___ Supplied material
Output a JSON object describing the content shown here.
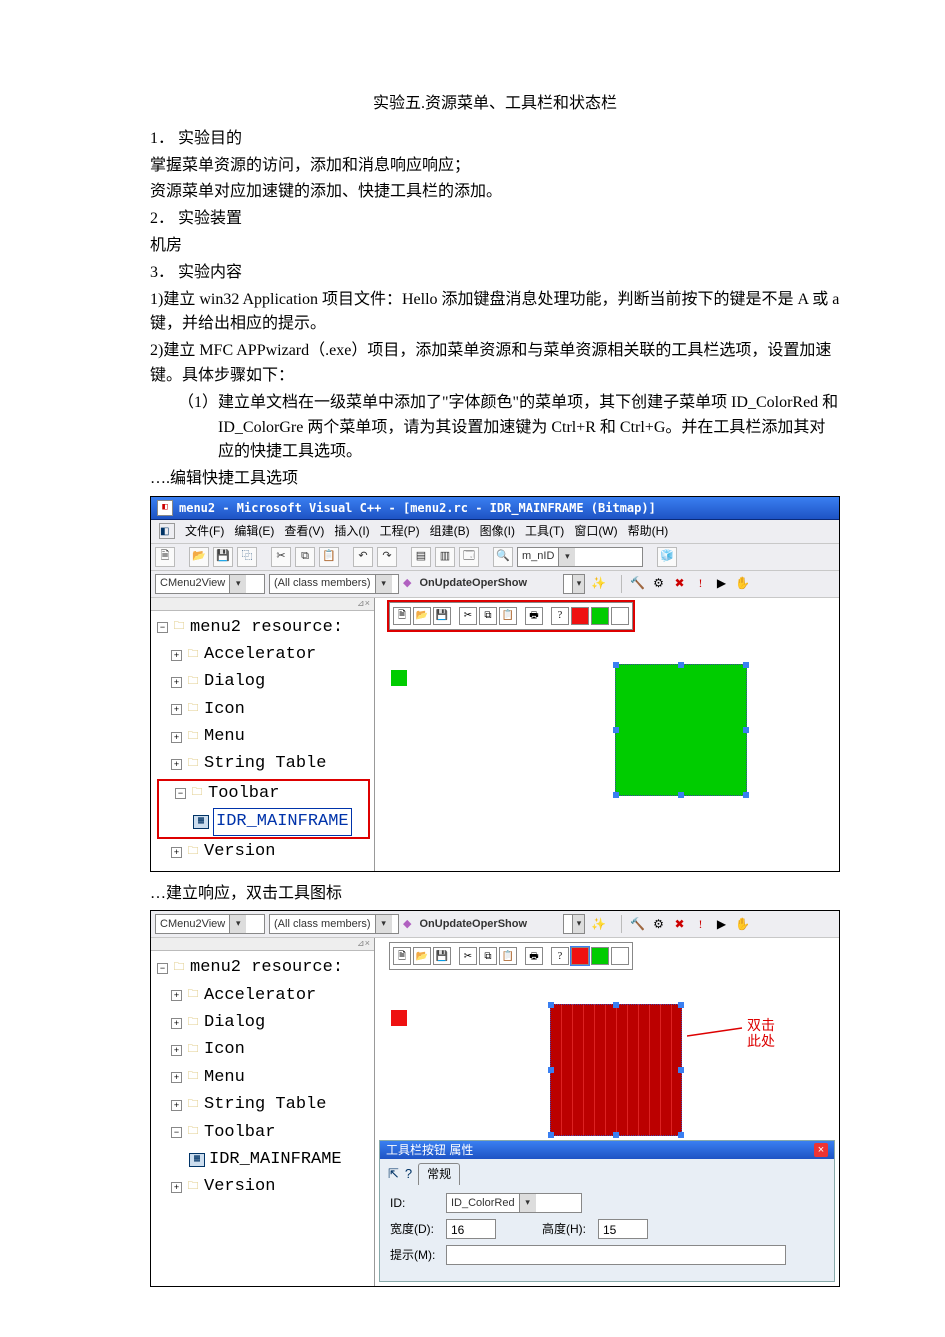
{
  "title": "实验五.资源菜单、工具栏和状态栏",
  "body": {
    "p1_h": "1． 实验目的",
    "p1_a": "掌握菜单资源的访问，添加和消息响应响应；",
    "p1_b": "资源菜单对应加速键的添加、快捷工具栏的添加。",
    "p2_h": "2． 实验装置",
    "p2_a": "机房",
    "p3_h": "3． 实验内容",
    "p3_a": "1)建立 win32  Application 项目文件：Hello 添加键盘消息处理功能，判断当前按下的键是不是 A 或 a 键，并给出相应的提示。",
    "p3_b": "2)建立 MFC APPwizard（.exe）项目，添加菜单资源和与菜单资源相关联的工具栏选项，设置加速键。具体步骤如下：",
    "step1_head": "（1）  建立单文档在一级菜单中添加了\"字体颜色\"的菜单项，其下创建子菜单项 ID_ColorRed 和 ID_ColorGre 两个菜单项，请为其设置加速键为 Ctrl+R 和 Ctrl+G。并在工具栏添加其对应的快捷工具选项。",
    "caption1": "….编辑快捷工具选项",
    "caption2": "…建立响应，双击工具图标"
  },
  "shot1": {
    "title": "menu2 - Microsoft Visual C++ - [menu2.rc - IDR_MAINFRAME (Bitmap)]",
    "menus": [
      "文件(F)",
      "编辑(E)",
      "查看(V)",
      "插入(I)",
      "工程(P)",
      "组建(B)",
      "图像(I)",
      "工具(T)",
      "窗口(W)",
      "帮助(H)"
    ],
    "combo1": "CMenu2View",
    "combo2": "(All class members)",
    "combo3": "OnUpdateOperShow",
    "find": "m_nID",
    "tree": {
      "root": "menu2 resource:",
      "items": [
        "Accelerator",
        "Dialog",
        "Icon",
        "Menu",
        "String Table",
        "Toolbar",
        "Version"
      ],
      "toolbar_child": "IDR_MAINFRAME"
    }
  },
  "shot2": {
    "combo1": "CMenu2View",
    "combo2": "(All class members)",
    "combo3": "OnUpdateOperShow",
    "tree": {
      "root": "menu2 resource:",
      "items": [
        "Accelerator",
        "Dialog",
        "Icon",
        "Menu",
        "String Table",
        "Toolbar",
        "Version"
      ],
      "toolbar_child": "IDR_MAINFRAME"
    },
    "annot1": "双击",
    "annot2": "此处",
    "props": {
      "title": "工具栏按钮 属性",
      "tab": "常规",
      "id_label": "ID:",
      "id_value": "ID_ColorRed",
      "w_label": "宽度(D):",
      "w_value": "16",
      "h_label": "高度(H):",
      "h_value": "15",
      "tip_label": "提示(M):",
      "tip_value": ""
    }
  }
}
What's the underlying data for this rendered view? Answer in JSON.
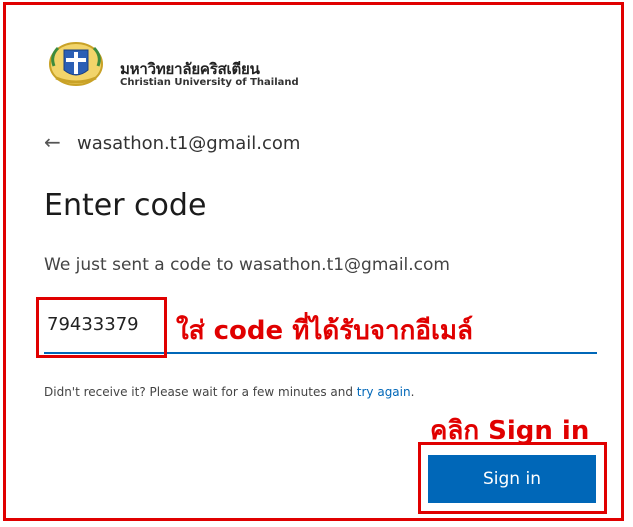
{
  "org": {
    "name_th": "มหาวิทยาลัยคริสเตียน",
    "name_en": "Christian University of Thailand"
  },
  "account": {
    "email": "wasathon.t1@gmail.com"
  },
  "page": {
    "title": "Enter code",
    "description": "We just sent a code to wasathon.t1@gmail.com"
  },
  "code_input": {
    "value": "79433379"
  },
  "resend": {
    "text": "Didn't receive it? Please wait for a few minutes and ",
    "link": "try again",
    "suffix": "."
  },
  "button": {
    "signin_label": "Sign in"
  },
  "annotations": {
    "enter_code": "ใส่ code ที่ได้รับจากอีเมล์",
    "click_signin": "คลิก Sign in"
  },
  "colors": {
    "accent": "#0067b8",
    "annotation": "#e00000"
  }
}
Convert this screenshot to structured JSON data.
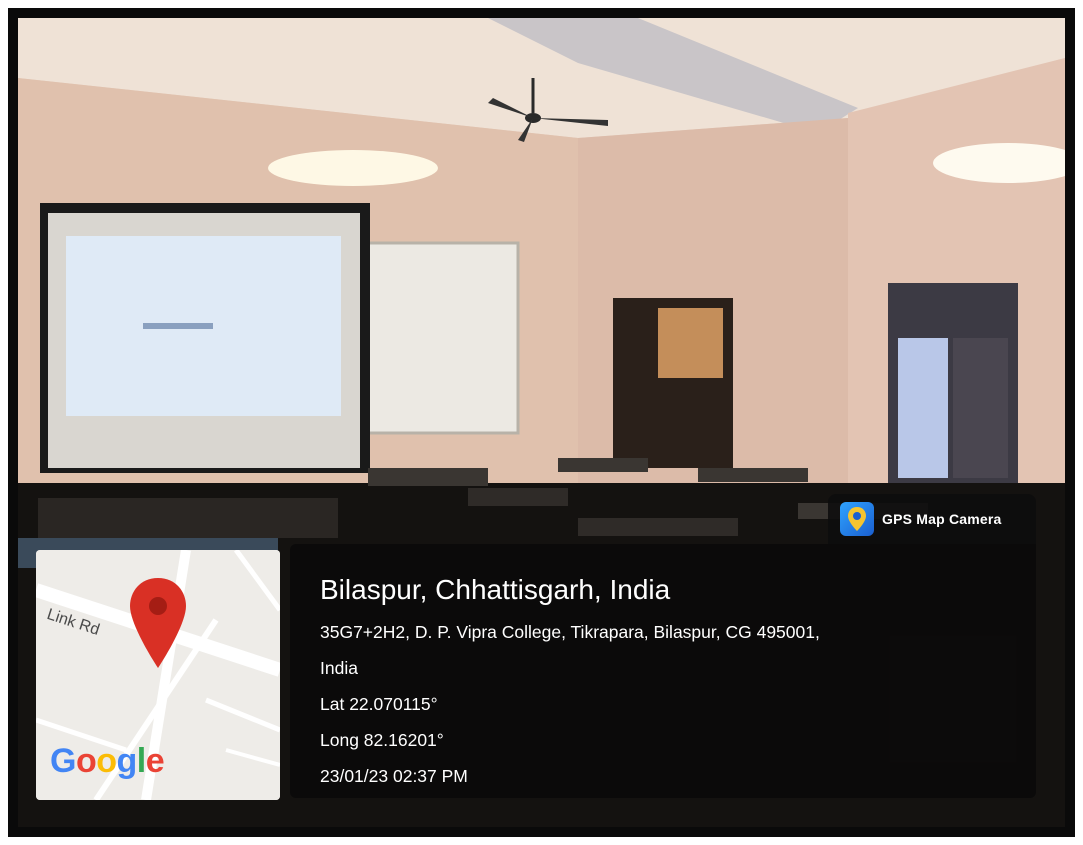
{
  "overlay": {
    "app_badge": "GPS Map Camera",
    "location_title": "Bilaspur, Chhattisgarh, India",
    "address_line1": "35G7+2H2, D. P. Vipra College, Tikrapara, Bilaspur, CG 495001,",
    "address_line2": "India",
    "latitude": "Lat 22.070115°",
    "longitude": "Long 82.16201°",
    "timestamp": "23/01/23 02:37 PM"
  },
  "map": {
    "road_label": "Link Rd",
    "brand": "Google",
    "pin_color": "#d93025"
  },
  "colors": {
    "panel_background": "#0a0a0a",
    "text": "#ffffff",
    "badge_icon": "#1a73e8"
  }
}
______
# To be done:
Filter the listing above for the string "text" and copy every matching line.

# Exercise solution:
    "text": "Didn't receive it? Please wait for a few minutes and ",
    "text": "#ffffff",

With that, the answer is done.